• **Extracted material**:
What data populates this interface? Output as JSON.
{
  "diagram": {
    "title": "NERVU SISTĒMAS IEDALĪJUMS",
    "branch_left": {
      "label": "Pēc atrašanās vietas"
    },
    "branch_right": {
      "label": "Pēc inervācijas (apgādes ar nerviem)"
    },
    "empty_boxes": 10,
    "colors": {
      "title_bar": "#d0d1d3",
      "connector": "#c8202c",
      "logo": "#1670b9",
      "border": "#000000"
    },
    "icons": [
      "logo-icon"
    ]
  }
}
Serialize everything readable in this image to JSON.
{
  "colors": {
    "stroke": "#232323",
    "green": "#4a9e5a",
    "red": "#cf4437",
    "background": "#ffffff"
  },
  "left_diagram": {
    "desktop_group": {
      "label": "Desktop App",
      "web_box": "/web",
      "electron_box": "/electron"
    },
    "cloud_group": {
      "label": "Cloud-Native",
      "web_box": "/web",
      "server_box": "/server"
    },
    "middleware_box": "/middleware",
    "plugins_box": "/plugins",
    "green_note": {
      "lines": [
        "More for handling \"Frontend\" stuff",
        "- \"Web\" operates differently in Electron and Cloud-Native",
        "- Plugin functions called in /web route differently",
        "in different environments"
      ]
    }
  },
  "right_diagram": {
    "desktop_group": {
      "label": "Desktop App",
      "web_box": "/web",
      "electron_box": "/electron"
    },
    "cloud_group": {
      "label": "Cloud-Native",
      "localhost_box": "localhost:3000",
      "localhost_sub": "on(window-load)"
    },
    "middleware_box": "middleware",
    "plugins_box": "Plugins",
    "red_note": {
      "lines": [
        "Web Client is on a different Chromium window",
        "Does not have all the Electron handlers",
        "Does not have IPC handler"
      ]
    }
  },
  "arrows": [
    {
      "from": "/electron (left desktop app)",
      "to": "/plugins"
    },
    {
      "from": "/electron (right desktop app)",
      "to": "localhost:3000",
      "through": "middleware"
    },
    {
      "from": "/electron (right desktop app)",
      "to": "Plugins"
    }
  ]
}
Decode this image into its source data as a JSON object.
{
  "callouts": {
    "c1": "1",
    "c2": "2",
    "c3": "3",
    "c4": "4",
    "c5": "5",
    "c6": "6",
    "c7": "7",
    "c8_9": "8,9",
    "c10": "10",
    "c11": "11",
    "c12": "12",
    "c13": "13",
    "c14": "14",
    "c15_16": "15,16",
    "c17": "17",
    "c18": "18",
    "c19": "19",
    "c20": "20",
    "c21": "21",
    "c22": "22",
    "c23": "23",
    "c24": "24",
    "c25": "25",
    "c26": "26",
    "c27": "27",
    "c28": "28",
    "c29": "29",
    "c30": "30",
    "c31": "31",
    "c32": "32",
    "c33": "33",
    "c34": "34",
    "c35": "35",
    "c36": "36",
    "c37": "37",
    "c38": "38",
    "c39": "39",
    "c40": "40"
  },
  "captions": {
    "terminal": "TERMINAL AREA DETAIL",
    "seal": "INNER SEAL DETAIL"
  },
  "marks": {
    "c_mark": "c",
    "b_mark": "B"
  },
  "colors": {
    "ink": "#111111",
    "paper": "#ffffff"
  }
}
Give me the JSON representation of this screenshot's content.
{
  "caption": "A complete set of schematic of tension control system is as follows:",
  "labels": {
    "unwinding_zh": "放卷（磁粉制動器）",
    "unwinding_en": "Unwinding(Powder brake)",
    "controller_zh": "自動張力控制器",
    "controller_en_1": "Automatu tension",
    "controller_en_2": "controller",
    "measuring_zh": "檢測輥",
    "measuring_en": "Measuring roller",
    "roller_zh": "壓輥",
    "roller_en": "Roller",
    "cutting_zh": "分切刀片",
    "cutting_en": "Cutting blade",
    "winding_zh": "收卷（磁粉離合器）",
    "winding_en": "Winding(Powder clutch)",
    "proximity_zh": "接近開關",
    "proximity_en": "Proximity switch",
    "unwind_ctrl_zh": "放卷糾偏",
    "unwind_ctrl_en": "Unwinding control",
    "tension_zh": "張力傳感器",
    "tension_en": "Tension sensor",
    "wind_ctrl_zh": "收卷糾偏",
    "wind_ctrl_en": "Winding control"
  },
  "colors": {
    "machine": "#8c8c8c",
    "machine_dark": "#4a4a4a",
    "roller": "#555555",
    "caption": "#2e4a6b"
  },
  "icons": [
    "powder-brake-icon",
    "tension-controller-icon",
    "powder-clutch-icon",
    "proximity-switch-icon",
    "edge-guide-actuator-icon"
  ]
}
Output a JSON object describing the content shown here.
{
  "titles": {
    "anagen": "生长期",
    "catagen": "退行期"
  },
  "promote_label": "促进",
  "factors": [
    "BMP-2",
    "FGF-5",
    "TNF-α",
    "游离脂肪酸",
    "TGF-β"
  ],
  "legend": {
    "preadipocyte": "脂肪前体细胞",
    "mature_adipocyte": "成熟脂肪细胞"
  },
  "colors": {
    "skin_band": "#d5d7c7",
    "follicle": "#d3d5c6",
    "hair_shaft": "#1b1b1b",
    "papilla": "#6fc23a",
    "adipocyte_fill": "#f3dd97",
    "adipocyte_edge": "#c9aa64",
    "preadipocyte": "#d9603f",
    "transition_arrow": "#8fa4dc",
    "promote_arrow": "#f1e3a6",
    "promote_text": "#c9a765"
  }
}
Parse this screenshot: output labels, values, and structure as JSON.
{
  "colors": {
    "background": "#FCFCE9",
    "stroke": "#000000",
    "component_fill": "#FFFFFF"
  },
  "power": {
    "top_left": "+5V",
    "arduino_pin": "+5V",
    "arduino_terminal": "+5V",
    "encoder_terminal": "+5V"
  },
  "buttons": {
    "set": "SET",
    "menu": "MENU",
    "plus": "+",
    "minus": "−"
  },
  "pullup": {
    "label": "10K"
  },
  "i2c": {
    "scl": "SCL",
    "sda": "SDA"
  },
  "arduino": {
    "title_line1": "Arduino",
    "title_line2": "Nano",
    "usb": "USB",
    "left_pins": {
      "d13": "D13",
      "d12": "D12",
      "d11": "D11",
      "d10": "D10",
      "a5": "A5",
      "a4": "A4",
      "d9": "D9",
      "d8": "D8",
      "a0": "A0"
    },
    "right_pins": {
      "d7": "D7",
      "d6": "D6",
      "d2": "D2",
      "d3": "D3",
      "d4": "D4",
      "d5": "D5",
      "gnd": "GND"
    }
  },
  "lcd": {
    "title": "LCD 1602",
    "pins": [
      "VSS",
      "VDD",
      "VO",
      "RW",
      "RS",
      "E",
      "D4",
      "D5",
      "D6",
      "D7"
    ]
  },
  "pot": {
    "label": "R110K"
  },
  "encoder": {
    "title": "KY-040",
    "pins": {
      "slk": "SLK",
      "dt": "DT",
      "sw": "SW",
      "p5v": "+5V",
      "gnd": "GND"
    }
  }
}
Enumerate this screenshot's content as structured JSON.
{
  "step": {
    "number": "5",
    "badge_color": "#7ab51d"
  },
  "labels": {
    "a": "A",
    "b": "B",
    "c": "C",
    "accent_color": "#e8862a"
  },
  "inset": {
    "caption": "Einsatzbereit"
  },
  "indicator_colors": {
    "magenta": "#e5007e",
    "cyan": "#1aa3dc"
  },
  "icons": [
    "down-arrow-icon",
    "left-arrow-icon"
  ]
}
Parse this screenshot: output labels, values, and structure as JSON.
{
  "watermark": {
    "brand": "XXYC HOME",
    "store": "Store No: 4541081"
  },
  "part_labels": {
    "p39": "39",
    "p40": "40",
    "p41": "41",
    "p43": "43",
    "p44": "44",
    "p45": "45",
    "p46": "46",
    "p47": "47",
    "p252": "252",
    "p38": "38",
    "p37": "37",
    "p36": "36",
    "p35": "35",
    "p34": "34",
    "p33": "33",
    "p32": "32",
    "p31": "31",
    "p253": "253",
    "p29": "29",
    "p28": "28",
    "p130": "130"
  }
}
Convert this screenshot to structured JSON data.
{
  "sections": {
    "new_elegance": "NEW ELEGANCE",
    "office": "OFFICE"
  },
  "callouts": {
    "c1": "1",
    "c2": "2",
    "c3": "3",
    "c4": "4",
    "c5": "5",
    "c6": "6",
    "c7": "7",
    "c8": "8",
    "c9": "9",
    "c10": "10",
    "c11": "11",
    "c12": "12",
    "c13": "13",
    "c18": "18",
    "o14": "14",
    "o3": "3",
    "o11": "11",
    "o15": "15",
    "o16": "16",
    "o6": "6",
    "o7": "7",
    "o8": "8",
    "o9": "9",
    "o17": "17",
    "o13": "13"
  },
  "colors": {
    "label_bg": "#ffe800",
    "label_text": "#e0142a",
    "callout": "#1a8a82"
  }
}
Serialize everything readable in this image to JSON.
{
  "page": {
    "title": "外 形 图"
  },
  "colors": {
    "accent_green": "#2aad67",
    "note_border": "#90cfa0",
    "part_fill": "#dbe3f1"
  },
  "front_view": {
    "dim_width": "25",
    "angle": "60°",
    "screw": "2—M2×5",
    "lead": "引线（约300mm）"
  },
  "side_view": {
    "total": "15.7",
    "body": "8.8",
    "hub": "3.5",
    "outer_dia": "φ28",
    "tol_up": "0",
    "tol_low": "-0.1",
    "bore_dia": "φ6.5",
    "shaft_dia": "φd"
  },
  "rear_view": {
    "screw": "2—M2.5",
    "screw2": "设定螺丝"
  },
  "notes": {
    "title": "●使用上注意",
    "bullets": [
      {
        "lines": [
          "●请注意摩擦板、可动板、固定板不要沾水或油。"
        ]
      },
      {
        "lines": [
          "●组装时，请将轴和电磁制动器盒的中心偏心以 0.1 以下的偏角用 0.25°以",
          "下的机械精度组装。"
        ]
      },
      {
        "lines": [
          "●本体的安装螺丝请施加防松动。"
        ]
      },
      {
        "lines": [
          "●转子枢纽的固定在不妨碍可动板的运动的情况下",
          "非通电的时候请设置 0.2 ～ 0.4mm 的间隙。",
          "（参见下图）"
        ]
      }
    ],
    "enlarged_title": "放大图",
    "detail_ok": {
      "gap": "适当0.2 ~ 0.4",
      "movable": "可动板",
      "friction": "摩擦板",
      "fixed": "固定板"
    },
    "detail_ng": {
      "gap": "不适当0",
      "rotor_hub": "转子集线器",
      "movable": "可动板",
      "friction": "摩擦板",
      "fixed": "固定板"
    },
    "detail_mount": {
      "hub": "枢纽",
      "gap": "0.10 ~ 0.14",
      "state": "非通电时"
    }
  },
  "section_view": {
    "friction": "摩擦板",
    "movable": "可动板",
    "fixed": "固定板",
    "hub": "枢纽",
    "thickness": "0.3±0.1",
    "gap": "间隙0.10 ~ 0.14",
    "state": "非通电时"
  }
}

• **Problem details**:
Find every line that has "switch" in it, then return those lines.

• **Solution to the problem**:
    "proximity_en": "Proximity switch",
    "proximity-switch-icon",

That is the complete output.